WORK INSTRUCTIONS = Search the data for the string "Conversion" and extract every line where it appears.

[start]

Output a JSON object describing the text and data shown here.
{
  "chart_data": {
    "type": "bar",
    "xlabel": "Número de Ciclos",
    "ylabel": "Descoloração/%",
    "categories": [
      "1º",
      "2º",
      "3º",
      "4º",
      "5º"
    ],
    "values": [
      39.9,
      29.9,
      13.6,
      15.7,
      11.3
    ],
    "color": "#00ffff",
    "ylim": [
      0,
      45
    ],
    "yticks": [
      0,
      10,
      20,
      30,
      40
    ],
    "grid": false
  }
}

[end]
[start]

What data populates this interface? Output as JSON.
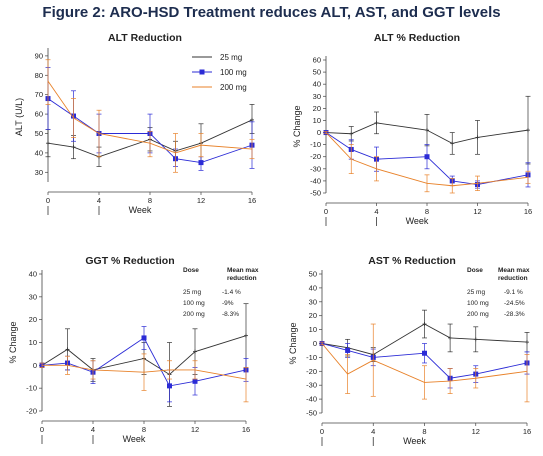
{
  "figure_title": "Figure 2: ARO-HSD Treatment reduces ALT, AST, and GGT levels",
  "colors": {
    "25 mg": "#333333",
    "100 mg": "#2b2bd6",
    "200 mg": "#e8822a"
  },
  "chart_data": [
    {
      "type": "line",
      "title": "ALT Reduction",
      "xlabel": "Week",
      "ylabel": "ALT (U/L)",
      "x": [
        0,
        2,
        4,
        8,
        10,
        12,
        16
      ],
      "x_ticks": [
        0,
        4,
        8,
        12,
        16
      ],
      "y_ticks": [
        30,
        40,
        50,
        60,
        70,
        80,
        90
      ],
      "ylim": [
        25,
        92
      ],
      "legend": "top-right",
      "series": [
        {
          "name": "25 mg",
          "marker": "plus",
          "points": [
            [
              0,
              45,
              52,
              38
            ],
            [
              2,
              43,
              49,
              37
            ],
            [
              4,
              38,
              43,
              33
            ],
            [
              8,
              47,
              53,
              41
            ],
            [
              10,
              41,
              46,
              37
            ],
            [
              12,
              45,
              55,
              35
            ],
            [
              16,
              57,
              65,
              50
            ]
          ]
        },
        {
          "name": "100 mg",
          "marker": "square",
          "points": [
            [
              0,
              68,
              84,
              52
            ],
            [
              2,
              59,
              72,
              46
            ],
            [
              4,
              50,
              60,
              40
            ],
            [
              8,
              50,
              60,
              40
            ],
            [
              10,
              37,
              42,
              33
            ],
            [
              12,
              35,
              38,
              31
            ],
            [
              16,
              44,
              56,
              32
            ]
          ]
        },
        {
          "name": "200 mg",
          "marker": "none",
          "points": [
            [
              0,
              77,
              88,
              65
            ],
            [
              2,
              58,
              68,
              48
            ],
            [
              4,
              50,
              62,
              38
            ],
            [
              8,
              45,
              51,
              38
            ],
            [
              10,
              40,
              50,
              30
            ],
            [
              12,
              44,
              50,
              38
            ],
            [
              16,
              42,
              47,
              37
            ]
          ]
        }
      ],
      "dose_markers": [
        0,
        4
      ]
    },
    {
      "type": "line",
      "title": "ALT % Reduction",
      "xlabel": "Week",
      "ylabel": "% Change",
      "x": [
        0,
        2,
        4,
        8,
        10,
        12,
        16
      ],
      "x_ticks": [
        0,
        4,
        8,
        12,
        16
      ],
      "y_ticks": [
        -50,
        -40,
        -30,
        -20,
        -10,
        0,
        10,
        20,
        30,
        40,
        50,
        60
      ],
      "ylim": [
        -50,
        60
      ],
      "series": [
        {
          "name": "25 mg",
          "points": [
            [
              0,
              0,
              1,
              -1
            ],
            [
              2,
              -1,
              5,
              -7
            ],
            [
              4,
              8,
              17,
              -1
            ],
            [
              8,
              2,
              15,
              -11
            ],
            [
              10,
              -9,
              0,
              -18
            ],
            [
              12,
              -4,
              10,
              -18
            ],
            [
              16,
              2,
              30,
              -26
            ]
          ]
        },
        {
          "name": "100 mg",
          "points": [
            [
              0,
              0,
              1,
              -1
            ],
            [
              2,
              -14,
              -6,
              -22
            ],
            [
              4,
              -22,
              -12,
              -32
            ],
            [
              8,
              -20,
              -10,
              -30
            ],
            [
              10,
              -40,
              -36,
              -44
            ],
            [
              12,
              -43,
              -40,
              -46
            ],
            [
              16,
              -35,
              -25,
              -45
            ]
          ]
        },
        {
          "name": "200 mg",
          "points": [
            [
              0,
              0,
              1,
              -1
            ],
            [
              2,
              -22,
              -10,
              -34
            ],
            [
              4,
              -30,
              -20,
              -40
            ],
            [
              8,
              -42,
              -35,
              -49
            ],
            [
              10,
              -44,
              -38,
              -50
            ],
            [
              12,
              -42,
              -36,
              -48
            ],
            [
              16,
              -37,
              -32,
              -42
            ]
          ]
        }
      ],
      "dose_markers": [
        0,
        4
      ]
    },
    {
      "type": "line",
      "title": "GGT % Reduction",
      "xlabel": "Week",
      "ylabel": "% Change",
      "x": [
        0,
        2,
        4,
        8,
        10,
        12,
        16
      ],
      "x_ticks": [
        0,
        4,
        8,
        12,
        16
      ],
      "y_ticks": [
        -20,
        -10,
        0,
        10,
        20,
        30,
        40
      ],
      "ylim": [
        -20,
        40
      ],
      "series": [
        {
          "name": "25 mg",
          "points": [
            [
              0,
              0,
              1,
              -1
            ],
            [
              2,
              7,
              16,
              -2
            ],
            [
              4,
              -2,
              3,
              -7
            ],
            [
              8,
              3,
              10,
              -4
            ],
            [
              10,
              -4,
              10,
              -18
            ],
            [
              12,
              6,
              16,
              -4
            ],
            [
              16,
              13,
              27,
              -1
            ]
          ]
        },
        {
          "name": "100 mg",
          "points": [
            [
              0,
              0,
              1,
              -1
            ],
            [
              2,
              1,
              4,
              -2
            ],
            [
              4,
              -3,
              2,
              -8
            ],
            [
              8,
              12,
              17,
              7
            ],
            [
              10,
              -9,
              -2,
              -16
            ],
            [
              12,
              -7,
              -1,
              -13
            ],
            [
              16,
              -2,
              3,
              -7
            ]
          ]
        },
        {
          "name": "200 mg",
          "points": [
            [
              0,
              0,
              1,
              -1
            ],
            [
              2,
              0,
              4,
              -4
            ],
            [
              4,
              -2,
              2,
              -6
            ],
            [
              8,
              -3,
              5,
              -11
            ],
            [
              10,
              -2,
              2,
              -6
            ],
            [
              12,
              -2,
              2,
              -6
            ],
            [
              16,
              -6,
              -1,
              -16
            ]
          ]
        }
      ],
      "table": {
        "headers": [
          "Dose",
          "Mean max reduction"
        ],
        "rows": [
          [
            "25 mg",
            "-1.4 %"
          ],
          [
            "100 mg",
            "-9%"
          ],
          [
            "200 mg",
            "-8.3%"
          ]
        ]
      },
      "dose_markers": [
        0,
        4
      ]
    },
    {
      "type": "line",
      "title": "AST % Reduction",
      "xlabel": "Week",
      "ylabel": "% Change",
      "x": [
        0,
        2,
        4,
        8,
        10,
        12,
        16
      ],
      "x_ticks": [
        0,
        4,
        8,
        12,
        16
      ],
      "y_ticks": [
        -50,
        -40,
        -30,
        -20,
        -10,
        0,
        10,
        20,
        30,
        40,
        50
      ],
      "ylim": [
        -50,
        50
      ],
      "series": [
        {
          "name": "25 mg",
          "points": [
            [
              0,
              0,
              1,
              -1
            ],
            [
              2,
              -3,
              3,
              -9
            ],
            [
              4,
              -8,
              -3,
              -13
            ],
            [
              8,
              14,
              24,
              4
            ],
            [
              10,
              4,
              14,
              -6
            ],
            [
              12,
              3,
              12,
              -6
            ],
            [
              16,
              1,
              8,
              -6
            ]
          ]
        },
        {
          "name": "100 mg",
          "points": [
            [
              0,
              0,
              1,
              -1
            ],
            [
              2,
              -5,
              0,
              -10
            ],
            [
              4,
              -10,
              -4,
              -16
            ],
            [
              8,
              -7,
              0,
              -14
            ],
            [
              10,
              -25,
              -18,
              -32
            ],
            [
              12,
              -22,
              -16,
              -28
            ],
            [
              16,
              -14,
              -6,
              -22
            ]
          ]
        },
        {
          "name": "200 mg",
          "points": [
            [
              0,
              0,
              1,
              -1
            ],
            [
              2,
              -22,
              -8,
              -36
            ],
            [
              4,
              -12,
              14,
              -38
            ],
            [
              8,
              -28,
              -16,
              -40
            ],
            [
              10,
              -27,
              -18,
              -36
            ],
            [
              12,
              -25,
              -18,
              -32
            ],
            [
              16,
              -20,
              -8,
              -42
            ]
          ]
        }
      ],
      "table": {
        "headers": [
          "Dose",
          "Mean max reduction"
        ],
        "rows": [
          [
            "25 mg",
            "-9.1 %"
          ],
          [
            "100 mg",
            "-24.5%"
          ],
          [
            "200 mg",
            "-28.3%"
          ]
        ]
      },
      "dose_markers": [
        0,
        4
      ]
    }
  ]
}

[end]
[start]

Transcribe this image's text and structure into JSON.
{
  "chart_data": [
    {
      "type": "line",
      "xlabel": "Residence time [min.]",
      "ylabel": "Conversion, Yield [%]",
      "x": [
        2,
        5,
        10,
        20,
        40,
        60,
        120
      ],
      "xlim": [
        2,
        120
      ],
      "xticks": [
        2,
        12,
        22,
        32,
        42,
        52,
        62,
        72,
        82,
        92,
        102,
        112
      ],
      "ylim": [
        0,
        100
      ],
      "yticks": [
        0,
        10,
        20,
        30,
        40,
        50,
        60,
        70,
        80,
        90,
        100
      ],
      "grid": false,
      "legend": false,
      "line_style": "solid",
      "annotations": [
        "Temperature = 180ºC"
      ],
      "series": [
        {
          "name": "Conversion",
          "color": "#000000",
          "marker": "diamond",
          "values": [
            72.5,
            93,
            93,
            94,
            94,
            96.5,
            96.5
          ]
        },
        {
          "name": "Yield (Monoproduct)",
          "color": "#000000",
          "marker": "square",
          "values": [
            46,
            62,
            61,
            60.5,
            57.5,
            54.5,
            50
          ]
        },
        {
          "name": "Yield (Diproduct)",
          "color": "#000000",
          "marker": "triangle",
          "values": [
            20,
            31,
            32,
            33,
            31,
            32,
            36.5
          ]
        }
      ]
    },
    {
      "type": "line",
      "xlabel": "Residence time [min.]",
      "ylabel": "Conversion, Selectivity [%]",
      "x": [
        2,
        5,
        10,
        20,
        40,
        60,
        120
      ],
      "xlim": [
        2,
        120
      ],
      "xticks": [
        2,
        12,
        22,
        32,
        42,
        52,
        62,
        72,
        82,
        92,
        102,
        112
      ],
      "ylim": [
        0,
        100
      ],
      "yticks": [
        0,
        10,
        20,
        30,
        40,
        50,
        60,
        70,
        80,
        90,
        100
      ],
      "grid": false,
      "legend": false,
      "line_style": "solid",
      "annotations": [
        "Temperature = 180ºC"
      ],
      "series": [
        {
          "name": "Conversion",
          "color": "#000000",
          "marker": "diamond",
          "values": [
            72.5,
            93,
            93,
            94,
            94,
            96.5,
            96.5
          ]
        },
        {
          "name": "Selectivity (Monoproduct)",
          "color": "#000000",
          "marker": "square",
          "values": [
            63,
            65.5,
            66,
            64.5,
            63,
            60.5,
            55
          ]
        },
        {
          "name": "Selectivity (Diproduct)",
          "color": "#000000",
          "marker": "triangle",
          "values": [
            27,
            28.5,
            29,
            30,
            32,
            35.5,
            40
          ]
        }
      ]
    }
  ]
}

[end]

WRITTEN SOLUTION =
      "ylabel": "Conversion, Yield [%]",
          "name": "Conversion",
      "ylabel": "Conversion, Selectivity [%]",
          "name": "Conversion",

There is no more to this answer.